> [PROBLEM DESCRIPTION]
Without the pictures, return each record as it appears.

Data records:
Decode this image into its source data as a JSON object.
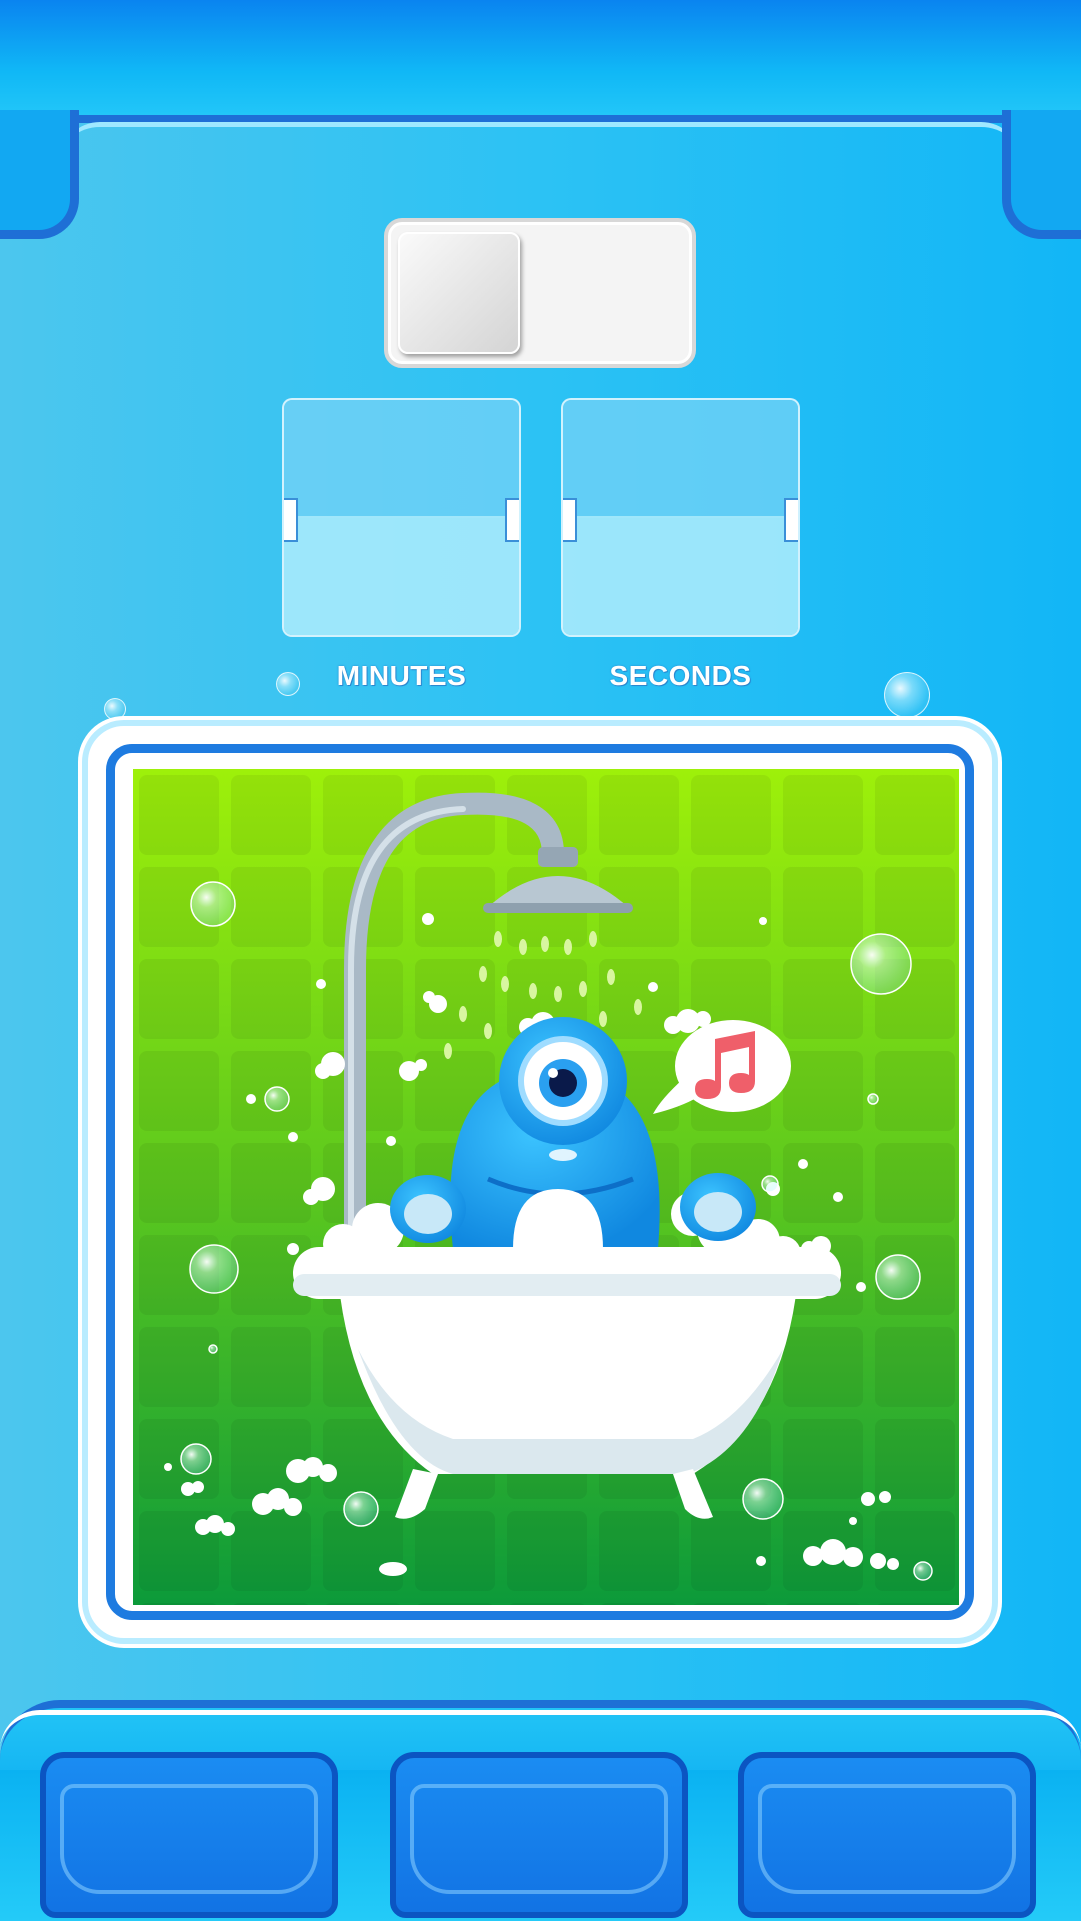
{
  "timer": {
    "minutes_label": "MINUTES",
    "seconds_label": "SECONDS",
    "minutes_value": "",
    "seconds_value": ""
  },
  "toggle": {
    "state": "off"
  },
  "scene": {
    "subject": "monster-in-bathtub",
    "speech_icon": "music-note-icon"
  },
  "nav": {
    "left_label": "",
    "middle_label": "",
    "right_label": ""
  },
  "colors": {
    "accent": "#1e6fd6",
    "scene_green_top": "#9ef00a",
    "scene_green_bottom": "#0c9a3a",
    "monster": "#18a6ee",
    "music_note": "#ef5f6a"
  }
}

> [THE RESPONSE]
Decode this image into its source data as a JSON object.
{
  "timer": {
    "minutes_label": "MINUTES",
    "seconds_label": "SECONDS",
    "minutes_value": "",
    "seconds_value": ""
  },
  "toggle": {
    "state": "off"
  },
  "scene": {
    "subject": "monster-in-bathtub",
    "speech_icon": "music-note-icon"
  },
  "nav": {
    "left_label": "",
    "middle_label": "",
    "right_label": ""
  },
  "colors": {
    "accent": "#1e6fd6",
    "scene_green_top": "#9ef00a",
    "scene_green_bottom": "#0c9a3a",
    "monster": "#18a6ee",
    "music_note": "#ef5f6a"
  }
}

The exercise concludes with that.